• REQUIRED WORK: Output a single figure: the number of lines in which the word "CUMHURİYET" appears.

(begin)

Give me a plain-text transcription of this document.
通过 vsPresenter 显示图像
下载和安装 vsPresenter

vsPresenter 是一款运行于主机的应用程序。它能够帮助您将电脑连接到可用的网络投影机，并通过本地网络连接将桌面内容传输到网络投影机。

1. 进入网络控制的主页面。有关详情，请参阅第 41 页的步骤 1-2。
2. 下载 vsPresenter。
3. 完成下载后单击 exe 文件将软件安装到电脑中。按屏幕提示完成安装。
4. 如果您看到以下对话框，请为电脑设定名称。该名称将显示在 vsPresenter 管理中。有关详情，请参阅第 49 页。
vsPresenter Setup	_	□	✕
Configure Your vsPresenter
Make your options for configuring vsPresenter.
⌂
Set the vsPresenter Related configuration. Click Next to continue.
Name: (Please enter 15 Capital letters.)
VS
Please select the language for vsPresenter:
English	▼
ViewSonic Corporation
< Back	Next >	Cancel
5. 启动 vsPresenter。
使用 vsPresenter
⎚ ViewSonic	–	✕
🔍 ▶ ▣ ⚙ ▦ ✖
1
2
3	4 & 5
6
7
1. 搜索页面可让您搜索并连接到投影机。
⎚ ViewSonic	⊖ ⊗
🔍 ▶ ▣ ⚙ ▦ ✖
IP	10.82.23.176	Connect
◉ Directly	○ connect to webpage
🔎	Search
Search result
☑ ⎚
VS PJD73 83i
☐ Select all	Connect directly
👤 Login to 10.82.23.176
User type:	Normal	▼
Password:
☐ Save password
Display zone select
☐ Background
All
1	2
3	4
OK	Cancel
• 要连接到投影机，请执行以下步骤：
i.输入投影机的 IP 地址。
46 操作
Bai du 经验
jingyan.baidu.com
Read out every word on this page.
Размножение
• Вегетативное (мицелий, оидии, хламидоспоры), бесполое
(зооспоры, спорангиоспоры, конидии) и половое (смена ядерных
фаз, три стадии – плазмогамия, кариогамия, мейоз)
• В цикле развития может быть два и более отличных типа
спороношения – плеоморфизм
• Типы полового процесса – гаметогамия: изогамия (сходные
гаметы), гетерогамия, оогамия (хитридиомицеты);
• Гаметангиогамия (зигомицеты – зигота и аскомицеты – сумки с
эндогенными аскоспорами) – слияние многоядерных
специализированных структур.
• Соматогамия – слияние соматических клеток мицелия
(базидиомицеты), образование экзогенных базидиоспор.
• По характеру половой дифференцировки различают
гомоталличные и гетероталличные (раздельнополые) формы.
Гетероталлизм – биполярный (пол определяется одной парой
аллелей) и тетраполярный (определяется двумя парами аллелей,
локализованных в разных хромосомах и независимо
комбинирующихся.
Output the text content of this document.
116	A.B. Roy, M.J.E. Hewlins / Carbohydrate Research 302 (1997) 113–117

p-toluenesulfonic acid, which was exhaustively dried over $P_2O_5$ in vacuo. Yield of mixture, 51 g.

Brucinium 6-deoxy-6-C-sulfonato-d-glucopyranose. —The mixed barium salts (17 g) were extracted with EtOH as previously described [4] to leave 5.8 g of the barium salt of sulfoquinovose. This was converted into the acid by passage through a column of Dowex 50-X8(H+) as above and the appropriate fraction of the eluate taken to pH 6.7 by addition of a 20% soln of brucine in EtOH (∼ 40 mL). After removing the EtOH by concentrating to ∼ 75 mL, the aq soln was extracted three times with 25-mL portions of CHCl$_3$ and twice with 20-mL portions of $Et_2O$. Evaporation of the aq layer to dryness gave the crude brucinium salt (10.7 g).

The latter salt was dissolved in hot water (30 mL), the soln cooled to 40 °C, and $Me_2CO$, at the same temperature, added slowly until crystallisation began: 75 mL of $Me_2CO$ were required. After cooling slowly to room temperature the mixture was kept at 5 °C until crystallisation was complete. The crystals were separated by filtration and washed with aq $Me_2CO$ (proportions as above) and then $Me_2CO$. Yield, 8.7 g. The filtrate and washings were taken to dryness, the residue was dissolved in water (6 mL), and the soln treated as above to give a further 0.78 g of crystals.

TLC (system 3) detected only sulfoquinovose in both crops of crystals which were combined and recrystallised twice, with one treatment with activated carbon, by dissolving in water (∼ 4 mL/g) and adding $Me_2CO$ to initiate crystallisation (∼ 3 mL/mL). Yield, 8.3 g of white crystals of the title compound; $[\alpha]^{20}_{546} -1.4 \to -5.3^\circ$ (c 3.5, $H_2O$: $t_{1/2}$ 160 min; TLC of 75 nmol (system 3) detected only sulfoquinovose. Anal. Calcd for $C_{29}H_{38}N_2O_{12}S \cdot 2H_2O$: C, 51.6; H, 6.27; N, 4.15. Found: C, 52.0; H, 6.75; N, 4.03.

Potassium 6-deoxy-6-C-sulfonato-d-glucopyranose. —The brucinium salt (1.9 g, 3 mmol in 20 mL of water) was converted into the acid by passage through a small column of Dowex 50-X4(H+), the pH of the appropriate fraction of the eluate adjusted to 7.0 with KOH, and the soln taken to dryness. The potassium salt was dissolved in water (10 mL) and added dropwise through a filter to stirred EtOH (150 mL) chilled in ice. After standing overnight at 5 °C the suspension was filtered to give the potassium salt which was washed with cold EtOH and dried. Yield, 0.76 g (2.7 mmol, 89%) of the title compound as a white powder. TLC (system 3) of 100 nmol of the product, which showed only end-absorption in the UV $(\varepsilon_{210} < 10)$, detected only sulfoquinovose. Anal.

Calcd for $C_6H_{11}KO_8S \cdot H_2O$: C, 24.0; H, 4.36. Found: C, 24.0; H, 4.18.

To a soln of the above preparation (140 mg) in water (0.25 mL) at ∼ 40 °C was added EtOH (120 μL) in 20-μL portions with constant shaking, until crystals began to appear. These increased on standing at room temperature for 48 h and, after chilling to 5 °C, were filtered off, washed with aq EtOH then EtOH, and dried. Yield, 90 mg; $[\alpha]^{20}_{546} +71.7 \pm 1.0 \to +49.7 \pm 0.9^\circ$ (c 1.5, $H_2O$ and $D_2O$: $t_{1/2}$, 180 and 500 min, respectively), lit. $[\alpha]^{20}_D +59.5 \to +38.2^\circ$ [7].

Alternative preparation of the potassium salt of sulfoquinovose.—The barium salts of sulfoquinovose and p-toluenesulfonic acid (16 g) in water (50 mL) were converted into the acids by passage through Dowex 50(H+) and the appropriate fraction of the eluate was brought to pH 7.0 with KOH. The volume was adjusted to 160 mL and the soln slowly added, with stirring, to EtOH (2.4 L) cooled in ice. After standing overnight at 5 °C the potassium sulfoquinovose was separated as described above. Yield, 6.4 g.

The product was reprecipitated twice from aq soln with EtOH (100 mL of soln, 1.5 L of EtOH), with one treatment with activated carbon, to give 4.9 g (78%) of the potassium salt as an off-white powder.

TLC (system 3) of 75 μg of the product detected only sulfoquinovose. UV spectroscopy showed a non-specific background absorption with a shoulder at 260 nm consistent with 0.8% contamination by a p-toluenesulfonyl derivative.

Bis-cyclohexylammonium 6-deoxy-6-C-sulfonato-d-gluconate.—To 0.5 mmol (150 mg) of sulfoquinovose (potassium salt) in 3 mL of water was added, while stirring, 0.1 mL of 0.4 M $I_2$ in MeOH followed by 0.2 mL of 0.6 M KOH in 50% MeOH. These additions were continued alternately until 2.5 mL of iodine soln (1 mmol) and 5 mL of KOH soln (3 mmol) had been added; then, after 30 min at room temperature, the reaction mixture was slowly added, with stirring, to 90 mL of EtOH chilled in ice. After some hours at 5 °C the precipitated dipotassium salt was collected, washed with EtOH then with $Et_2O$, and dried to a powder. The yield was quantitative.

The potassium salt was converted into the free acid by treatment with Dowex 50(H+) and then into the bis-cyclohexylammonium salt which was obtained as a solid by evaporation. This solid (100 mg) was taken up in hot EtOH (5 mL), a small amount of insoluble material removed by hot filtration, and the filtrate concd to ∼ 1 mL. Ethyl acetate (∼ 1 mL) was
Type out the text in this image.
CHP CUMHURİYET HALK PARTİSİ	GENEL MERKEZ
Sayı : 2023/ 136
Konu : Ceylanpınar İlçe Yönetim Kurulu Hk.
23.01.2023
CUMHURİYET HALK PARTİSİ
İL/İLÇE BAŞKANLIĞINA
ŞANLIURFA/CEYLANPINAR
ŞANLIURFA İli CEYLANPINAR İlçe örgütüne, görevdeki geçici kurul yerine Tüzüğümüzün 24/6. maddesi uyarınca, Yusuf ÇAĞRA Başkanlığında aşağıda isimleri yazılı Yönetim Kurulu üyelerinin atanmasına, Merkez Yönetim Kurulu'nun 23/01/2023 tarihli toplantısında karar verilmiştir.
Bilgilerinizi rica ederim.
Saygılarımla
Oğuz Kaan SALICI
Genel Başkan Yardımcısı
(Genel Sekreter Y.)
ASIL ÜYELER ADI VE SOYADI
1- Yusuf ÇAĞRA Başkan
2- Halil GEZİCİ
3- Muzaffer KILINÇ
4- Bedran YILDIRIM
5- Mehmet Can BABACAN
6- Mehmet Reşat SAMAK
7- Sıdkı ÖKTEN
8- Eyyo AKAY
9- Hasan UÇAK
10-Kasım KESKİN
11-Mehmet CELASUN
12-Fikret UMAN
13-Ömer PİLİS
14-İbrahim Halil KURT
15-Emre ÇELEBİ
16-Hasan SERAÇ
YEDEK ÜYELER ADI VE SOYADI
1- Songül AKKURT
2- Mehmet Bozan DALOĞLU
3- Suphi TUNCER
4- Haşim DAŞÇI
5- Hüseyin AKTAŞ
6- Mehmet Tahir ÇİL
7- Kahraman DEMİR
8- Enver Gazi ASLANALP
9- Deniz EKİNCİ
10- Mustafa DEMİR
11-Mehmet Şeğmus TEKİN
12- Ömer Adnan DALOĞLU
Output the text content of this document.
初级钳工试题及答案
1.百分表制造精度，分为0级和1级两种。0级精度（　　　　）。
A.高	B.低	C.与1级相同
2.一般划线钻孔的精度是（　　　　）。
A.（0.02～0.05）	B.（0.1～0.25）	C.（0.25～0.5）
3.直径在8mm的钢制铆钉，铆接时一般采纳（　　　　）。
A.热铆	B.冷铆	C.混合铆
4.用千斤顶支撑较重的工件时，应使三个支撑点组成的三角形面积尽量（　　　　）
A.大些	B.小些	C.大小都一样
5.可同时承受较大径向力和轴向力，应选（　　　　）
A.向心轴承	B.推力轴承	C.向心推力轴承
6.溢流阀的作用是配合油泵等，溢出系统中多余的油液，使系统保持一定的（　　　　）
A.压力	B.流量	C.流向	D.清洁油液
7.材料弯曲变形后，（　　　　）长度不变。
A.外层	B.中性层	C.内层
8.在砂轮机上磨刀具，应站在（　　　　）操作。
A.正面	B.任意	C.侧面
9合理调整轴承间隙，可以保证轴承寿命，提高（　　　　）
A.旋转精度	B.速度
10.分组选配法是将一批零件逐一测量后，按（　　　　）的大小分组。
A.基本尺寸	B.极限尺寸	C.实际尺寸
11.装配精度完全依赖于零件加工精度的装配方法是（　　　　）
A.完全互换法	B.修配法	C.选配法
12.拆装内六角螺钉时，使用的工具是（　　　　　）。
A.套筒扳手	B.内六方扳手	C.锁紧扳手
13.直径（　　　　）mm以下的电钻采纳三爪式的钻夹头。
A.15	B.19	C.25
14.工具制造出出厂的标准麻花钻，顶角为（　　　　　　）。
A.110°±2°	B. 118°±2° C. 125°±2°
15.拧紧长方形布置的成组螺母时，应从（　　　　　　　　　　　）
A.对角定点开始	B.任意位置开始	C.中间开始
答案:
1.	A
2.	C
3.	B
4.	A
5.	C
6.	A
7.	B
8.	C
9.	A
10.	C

(end)

• THE RESPONSE: 2